====== SUPPLIED ENTRIES
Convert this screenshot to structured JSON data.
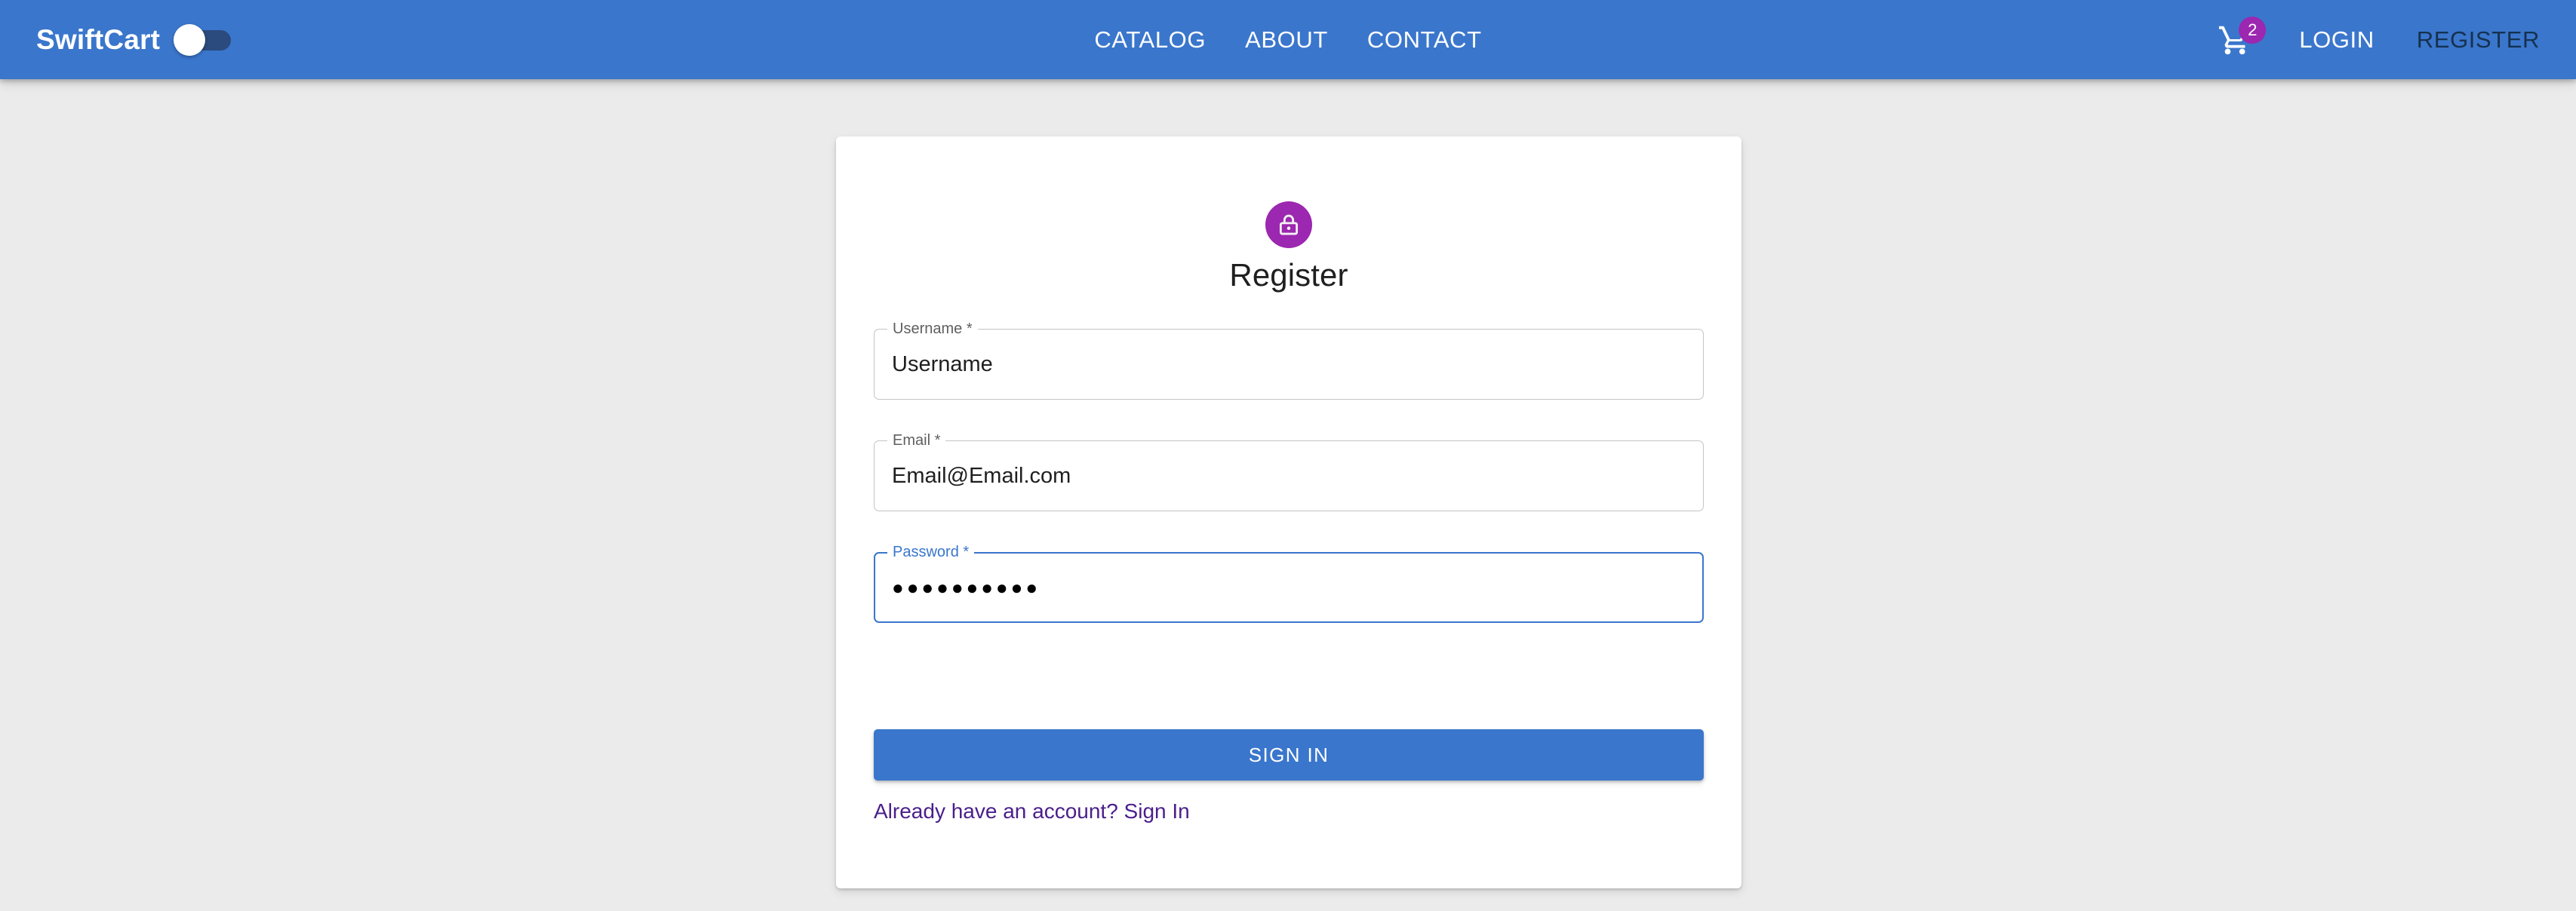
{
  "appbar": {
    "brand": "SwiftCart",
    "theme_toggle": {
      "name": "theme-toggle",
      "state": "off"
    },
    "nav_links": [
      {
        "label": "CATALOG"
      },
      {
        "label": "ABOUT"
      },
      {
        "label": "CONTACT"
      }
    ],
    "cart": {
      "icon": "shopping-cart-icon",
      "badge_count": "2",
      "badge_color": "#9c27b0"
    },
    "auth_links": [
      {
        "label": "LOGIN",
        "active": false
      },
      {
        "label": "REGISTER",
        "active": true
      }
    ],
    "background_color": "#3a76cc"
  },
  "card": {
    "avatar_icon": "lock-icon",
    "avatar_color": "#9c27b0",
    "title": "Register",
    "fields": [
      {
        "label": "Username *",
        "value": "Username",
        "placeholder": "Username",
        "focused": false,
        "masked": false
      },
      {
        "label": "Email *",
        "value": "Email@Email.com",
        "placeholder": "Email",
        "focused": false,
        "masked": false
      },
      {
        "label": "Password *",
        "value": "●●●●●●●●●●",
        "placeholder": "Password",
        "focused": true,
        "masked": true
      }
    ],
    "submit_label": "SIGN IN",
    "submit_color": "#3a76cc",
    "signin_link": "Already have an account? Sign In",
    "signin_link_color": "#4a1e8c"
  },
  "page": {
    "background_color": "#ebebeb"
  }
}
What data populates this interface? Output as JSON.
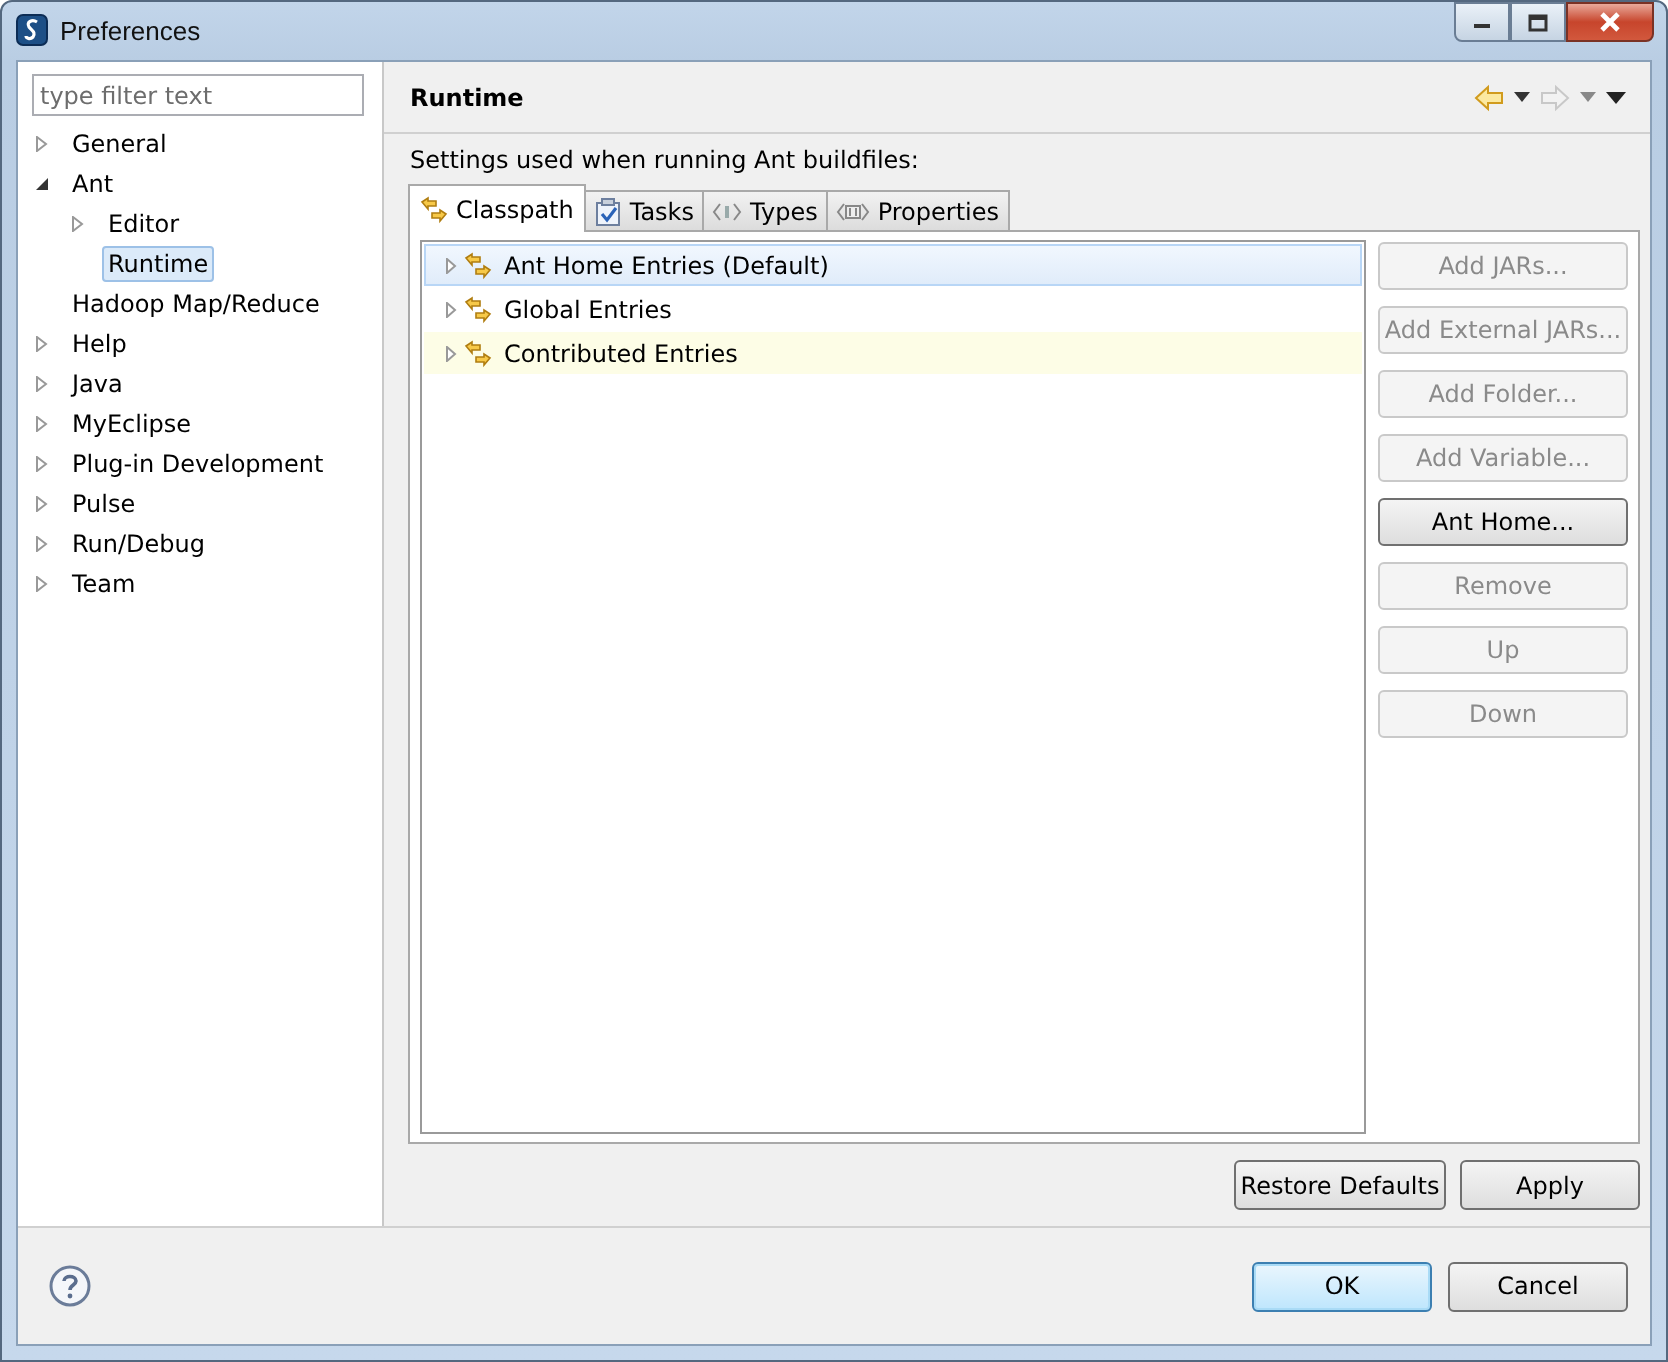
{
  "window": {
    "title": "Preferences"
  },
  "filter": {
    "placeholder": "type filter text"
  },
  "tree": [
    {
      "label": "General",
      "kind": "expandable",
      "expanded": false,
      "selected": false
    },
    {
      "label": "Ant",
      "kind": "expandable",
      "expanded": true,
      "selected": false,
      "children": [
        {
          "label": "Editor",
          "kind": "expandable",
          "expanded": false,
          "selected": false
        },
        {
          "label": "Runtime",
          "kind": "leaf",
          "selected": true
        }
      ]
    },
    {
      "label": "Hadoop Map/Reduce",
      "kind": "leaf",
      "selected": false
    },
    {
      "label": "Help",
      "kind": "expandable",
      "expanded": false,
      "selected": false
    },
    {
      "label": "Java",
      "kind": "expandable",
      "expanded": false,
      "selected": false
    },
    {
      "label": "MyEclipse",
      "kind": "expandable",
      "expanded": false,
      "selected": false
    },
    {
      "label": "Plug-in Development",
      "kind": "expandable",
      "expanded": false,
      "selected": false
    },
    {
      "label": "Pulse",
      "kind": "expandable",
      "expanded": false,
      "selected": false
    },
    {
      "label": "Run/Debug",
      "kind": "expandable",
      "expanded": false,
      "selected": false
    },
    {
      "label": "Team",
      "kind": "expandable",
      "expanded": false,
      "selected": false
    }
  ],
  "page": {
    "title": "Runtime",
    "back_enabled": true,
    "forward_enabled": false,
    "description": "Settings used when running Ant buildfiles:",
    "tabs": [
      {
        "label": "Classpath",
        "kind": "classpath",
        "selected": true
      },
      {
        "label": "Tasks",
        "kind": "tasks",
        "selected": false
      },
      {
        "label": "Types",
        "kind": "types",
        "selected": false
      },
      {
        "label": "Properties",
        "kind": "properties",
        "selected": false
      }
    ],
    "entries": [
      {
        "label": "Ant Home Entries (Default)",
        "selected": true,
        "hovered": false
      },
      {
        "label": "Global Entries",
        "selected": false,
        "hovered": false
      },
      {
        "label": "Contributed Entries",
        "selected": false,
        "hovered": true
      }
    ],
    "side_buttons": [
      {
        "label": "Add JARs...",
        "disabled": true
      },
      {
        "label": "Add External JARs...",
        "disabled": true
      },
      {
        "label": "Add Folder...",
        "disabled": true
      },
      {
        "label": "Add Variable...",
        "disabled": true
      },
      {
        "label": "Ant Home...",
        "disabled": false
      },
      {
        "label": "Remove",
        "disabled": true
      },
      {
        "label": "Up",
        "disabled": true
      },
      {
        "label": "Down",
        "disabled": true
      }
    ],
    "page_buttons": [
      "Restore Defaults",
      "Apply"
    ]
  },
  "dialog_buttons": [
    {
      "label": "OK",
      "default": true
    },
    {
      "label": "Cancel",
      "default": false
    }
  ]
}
============
### INSTRUCTION
Restate each line of the records exactly; pictures do not belong in the copy.

### FINAL RESULT
Convert this screenshot to structured JSON data.
{
  "appbar": {
    "brand": "SwiftCart",
    "theme_toggle": {
      "name": "theme-toggle",
      "state": "off"
    },
    "nav_links": [
      {
        "label": "CATALOG"
      },
      {
        "label": "ABOUT"
      },
      {
        "label": "CONTACT"
      }
    ],
    "cart": {
      "icon": "shopping-cart-icon",
      "badge_count": "2",
      "badge_color": "#9c27b0"
    },
    "auth_links": [
      {
        "label": "LOGIN",
        "active": false
      },
      {
        "label": "REGISTER",
        "active": true
      }
    ],
    "background_color": "#3a76cc"
  },
  "card": {
    "avatar_icon": "lock-icon",
    "avatar_color": "#9c27b0",
    "title": "Register",
    "fields": [
      {
        "label": "Username *",
        "value": "Username",
        "placeholder": "Username",
        "focused": false,
        "masked": false
      },
      {
        "label": "Email *",
        "value": "Email@Email.com",
        "placeholder": "Email",
        "focused": false,
        "masked": false
      },
      {
        "label": "Password *",
        "value": "●●●●●●●●●●",
        "placeholder": "Password",
        "focused": true,
        "masked": true
      }
    ],
    "submit_label": "SIGN IN",
    "submit_color": "#3a76cc",
    "signin_link": "Already have an account? Sign In",
    "signin_link_color": "#4a1e8c"
  },
  "page": {
    "background_color": "#ebebeb"
  }
}
What data populates this interface? Output as JSON.
{
  "window": {
    "title": "Preferences"
  },
  "filter": {
    "placeholder": "type filter text"
  },
  "tree": [
    {
      "label": "General",
      "kind": "expandable",
      "expanded": false,
      "selected": false
    },
    {
      "label": "Ant",
      "kind": "expandable",
      "expanded": true,
      "selected": false,
      "children": [
        {
          "label": "Editor",
          "kind": "expandable",
          "expanded": false,
          "selected": false
        },
        {
          "label": "Runtime",
          "kind": "leaf",
          "selected": true
        }
      ]
    },
    {
      "label": "Hadoop Map/Reduce",
      "kind": "leaf",
      "selected": false
    },
    {
      "label": "Help",
      "kind": "expandable",
      "expanded": false,
      "selected": false
    },
    {
      "label": "Java",
      "kind": "expandable",
      "expanded": false,
      "selected": false
    },
    {
      "label": "MyEclipse",
      "kind": "expandable",
      "expanded": false,
      "selected": false
    },
    {
      "label": "Plug-in Development",
      "kind": "expandable",
      "expanded": false,
      "selected": false
    },
    {
      "label": "Pulse",
      "kind": "expandable",
      "expanded": false,
      "selected": false
    },
    {
      "label": "Run/Debug",
      "kind": "expandable",
      "expanded": false,
      "selected": false
    },
    {
      "label": "Team",
      "kind": "expandable",
      "expanded": false,
      "selected": false
    }
  ],
  "page": {
    "title": "Runtime",
    "back_enabled": true,
    "forward_enabled": false,
    "description": "Settings used when running Ant buildfiles:",
    "tabs": [
      {
        "label": "Classpath",
        "kind": "classpath",
        "selected": true
      },
      {
        "label": "Tasks",
        "kind": "tasks",
        "selected": false
      },
      {
        "label": "Types",
        "kind": "types",
        "selected": false
      },
      {
        "label": "Properties",
        "kind": "properties",
        "selected": false
      }
    ],
    "entries": [
      {
        "label": "Ant Home Entries (Default)",
        "selected": true,
        "hovered": false
      },
      {
        "label": "Global Entries",
        "selected": false,
        "hovered": false
      },
      {
        "label": "Contributed Entries",
        "selected": false,
        "hovered": true
      }
    ],
    "side_buttons": [
      {
        "label": "Add JARs...",
        "disabled": true
      },
      {
        "label": "Add External JARs...",
        "disabled": true
      },
      {
        "label": "Add Folder...",
        "disabled": true
      },
      {
        "label": "Add Variable...",
        "disabled": true
      },
      {
        "label": "Ant Home...",
        "disabled": false
      },
      {
        "label": "Remove",
        "disabled": true
      },
      {
        "label": "Up",
        "disabled": true
      },
      {
        "label": "Down",
        "disabled": true
      }
    ],
    "page_buttons": [
      "Restore Defaults",
      "Apply"
    ]
  },
  "dialog_buttons": [
    {
      "label": "OK",
      "default": true
    },
    {
      "label": "Cancel",
      "default": false
    }
  ]
}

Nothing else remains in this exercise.